Records
- - - -
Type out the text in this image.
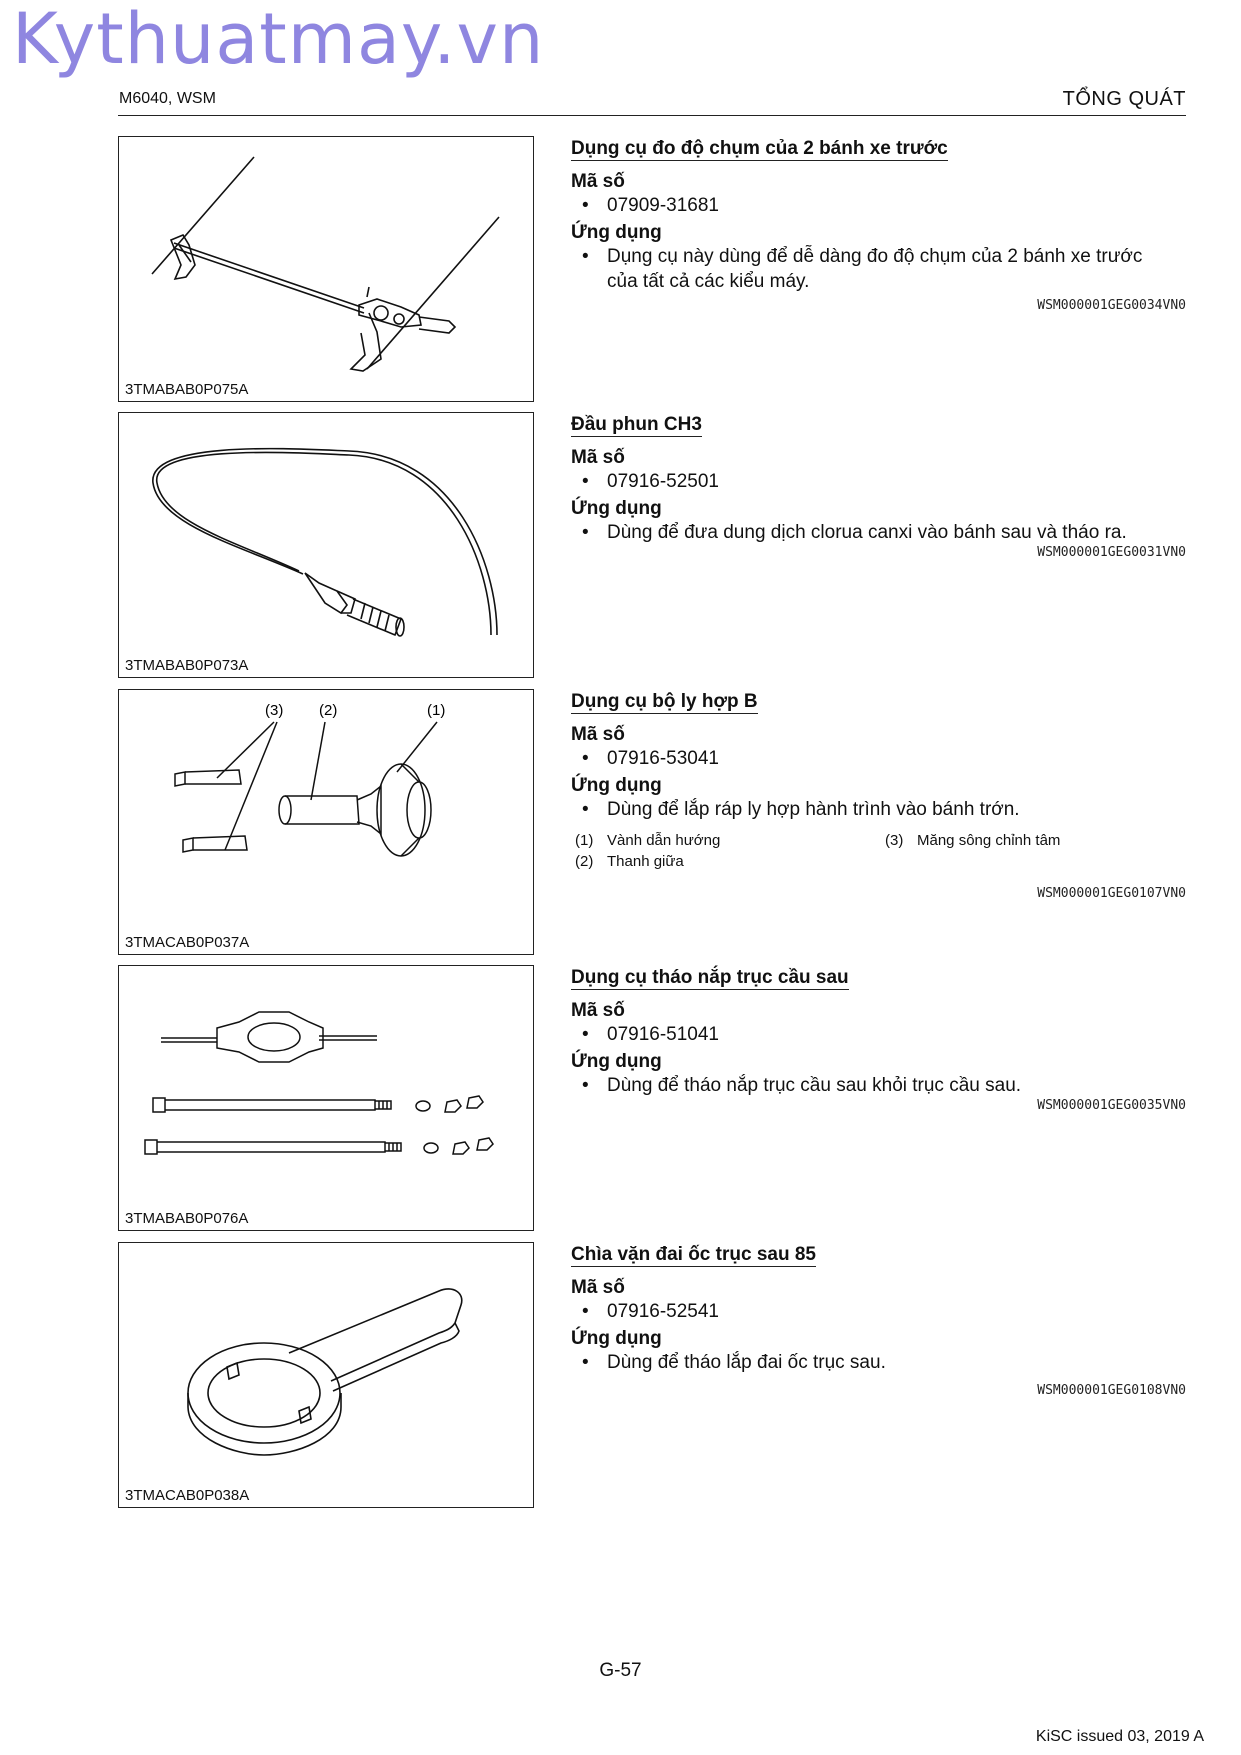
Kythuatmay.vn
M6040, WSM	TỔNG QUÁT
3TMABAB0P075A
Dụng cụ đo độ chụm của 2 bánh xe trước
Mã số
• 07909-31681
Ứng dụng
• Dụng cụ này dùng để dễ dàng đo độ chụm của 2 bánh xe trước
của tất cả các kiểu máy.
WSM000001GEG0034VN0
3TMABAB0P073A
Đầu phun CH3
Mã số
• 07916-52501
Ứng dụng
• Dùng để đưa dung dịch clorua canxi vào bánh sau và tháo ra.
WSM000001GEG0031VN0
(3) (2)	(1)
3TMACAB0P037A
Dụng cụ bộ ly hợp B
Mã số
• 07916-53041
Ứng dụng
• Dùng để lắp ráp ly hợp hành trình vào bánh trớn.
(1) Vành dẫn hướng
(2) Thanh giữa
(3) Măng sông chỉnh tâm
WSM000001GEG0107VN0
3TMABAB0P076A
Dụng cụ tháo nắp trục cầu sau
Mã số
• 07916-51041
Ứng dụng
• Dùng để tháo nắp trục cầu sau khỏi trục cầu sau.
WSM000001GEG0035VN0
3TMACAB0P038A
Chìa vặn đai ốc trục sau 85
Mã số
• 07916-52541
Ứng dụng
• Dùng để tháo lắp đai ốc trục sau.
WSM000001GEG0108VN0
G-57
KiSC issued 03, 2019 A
- - - -
Short task:
Look for "trục" and pull out every line that has it.

Correct output:
Dụng cụ tháo nắp trục cầu sau
• Dùng để tháo nắp trục cầu sau khỏi trục cầu sau.
Chìa vặn đai ốc trục sau 85
• Dùng để tháo lắp đai ốc trục sau.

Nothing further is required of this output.